● What to produce
Can you summarize the LoCATe-GAT repository page below in two sentences?

● Text to read
>> start

LoCATe-GAT: Modeling Multi-Scale Local Context and Action Relationships for Zero-Shot Action Recognition (IEEE TETCI 2024)

👓 At a glance

This repository contains the official PyTorch implementation of our paper : LoCATe-GAT: Modeling Multi-Scale Local Context and Action Relationships for Zero-Shot Action Recognition, a work done by Sandipan Sarma, Divyam Singal, and Arijit Sur at Indian Institute of Technology Guwahati. The work has been recently published in the IEEE Transactions on Emerging Topics in Computational Intelligence.

😍 Motivation

The increasing number of actions in the real world makes it difficult for traditional deep learning models to recognize unseen actions. Recently, this data scarcity gap has been bridged by pretrained vision-language models like CLIP for efficient zero-shot action recognition. We have two important observations:

Local spatial context: Existing best methods are transformer-based, which capture global context via self-attention, but miss out on local details.
Duality: Objects and action environments play a dual role of promoting distinguishability and functional similarity, assisting action recognition of both seen and unseen classes.

💡 Approach

We propose a two-stage framework (as shown in the figure below) that contains a novel transformer called LoCATe and a graph attention network (GAT):

Local Context-Aggregating Temporal transformer (LoCATe): Captures multi-scale local context using dilated convolutional layers during temporal modeling
GAT: Models semantic relationships between action classes and achieves a strong synergy with the video embeddings produced by LoCATe

✅ Outcomes

State-of-the-art/comparable results on four benchmark datasets
Best results on the recently proposed TruZe evaluation protocol
Uses 25x fewer parameters than existing methods
Mitigates the polysemy problem better than previous methods

📁 Preparing the datasets

We have evaluated our method on four benchmarks:

UCF-101 and HMDB-51 can be directly downloaded from the web. Zero-shot splits for both these datasets are provided within datasets/Label.mat and datasets/Split.mat.

>> end

Item position entries:
>> start

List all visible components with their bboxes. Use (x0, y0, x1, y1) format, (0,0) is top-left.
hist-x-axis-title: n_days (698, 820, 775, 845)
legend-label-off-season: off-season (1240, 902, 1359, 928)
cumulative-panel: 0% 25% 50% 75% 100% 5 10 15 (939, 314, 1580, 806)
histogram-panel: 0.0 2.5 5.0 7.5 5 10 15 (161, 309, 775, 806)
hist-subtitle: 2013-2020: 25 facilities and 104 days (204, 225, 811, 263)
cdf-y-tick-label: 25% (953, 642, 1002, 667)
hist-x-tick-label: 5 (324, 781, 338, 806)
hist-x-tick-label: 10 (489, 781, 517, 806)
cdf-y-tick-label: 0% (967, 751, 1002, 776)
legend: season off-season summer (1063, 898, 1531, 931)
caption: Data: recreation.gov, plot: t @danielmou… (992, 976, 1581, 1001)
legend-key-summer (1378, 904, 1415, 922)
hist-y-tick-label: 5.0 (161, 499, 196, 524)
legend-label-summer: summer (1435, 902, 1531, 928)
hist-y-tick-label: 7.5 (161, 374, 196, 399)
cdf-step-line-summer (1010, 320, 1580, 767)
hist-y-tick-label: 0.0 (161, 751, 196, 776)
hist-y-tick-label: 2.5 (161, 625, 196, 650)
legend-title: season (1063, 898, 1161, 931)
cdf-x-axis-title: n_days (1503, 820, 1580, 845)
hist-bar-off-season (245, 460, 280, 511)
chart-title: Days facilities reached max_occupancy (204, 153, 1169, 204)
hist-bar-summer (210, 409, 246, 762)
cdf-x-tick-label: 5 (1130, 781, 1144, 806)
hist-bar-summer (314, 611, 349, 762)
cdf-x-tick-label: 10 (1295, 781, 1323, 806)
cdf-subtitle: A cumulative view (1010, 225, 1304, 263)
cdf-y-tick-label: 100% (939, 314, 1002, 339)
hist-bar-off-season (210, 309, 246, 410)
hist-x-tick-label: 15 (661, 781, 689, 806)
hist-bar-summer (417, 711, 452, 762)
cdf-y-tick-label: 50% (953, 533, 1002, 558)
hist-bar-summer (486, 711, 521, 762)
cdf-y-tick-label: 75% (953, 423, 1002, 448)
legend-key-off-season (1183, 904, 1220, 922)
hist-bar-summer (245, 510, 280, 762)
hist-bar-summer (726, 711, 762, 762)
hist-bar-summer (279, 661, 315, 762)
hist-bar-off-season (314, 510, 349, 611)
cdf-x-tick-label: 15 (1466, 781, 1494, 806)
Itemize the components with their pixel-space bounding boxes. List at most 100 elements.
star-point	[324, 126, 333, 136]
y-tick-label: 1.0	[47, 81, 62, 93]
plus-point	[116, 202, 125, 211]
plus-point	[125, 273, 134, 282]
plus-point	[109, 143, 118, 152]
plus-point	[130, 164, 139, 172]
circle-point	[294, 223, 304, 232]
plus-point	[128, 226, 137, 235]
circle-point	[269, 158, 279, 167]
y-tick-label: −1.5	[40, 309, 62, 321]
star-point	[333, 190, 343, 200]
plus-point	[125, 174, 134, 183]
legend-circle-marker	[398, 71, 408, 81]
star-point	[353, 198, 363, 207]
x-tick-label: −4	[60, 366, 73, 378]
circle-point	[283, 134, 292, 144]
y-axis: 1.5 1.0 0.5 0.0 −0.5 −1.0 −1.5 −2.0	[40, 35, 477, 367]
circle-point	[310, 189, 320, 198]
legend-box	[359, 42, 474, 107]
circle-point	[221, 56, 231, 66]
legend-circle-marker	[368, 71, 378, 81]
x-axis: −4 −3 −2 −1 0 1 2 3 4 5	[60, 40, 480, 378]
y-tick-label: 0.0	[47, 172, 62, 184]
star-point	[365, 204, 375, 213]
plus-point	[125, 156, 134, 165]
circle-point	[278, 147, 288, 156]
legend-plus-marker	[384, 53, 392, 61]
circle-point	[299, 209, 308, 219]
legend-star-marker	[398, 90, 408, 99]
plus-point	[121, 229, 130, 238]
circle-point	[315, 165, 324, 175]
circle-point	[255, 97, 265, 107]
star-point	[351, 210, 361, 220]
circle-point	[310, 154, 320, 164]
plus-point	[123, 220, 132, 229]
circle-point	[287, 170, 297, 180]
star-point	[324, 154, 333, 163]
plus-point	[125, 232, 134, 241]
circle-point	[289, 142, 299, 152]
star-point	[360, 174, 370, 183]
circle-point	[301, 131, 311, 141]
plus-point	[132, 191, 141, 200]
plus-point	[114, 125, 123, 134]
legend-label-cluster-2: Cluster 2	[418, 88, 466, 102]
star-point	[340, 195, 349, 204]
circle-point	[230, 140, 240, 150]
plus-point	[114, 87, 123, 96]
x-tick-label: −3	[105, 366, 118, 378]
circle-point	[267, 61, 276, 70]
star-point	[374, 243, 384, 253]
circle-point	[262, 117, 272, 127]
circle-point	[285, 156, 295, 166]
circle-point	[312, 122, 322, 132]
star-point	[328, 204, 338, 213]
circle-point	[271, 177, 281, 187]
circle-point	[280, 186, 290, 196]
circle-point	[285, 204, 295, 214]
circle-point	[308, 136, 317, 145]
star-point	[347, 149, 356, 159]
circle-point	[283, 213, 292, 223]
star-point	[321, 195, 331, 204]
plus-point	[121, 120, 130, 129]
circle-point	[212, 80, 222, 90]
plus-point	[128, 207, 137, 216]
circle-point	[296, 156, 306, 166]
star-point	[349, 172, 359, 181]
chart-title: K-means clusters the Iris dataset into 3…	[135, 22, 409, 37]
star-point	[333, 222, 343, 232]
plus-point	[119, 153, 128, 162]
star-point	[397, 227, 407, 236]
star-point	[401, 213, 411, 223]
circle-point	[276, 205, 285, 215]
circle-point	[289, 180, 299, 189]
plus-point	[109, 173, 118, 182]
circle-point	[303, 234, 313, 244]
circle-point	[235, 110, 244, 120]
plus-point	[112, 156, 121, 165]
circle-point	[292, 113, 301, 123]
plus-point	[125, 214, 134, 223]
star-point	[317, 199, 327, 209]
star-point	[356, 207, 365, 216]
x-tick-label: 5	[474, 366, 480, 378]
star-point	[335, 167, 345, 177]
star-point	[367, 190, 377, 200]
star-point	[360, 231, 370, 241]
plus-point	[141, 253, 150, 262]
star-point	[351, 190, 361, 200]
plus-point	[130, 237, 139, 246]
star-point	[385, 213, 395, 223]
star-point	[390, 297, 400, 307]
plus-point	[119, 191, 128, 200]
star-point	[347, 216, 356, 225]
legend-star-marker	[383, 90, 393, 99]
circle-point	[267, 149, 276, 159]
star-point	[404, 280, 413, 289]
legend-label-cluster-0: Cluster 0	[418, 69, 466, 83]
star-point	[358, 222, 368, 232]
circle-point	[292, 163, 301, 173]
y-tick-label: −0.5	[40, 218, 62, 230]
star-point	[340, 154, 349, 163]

>> end

● Solution for this problem
The page hosts the official PyTorch implementation of a paper on zero-shot action recognition by Sandipan Sarma, Divyam Singal, and Arijit Sur at Indian Institute of Technology Guwahati, published in the IEEE Transactions on Emerging Topics in Computational Intelligence. Its two-stage framework pairs LoCATe, a transformer that captures multi-scale local context using dilated convolutional layers, with a graph attention network that models semantic relationships between action classes, achieving state-of-the-art or comparable results on four benchmark datasets while using 25x fewer parameters than existing methods.